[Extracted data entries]
____
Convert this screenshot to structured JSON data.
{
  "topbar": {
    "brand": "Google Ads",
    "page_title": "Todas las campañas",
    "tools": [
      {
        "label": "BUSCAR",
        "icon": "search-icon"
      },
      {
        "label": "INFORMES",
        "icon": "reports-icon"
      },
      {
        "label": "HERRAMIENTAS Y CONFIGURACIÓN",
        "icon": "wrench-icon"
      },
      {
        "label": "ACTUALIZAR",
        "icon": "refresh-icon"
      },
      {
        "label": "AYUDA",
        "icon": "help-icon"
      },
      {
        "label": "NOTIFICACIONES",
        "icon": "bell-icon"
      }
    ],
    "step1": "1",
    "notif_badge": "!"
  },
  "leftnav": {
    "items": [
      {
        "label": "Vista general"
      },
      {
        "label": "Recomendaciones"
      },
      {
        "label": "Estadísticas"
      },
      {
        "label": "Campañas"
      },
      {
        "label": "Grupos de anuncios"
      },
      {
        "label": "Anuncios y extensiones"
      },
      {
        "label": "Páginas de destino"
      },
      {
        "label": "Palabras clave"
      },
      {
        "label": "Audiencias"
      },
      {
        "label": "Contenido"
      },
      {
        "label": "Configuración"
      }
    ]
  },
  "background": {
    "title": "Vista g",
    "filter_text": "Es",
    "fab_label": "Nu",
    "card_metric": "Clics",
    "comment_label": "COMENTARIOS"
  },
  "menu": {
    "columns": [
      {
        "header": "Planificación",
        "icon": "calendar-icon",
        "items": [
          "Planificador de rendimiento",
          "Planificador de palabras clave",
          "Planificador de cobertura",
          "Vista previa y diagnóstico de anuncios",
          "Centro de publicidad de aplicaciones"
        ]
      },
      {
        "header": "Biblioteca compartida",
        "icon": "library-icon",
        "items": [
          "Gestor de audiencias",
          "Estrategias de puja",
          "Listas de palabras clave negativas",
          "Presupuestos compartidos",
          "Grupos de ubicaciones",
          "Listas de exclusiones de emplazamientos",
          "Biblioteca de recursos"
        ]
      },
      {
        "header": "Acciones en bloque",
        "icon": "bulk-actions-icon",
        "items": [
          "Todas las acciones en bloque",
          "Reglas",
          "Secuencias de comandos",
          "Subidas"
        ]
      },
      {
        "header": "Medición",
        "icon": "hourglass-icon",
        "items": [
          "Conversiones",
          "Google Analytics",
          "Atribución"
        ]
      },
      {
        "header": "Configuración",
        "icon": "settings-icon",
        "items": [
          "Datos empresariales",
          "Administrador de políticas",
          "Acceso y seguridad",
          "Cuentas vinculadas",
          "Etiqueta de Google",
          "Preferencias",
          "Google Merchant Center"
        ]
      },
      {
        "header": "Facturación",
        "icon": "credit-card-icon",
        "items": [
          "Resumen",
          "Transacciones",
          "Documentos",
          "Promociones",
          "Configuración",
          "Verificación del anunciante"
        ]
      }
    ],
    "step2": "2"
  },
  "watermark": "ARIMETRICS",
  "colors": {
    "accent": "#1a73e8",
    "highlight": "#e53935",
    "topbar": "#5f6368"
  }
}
____
| CHALLENGE |
Which lines hold the word "Biblioteca"? Return all of them from the records above.

| FINISHED ANSWER |
        "header": "Biblioteca compartida",
          "Biblioteca de recursos"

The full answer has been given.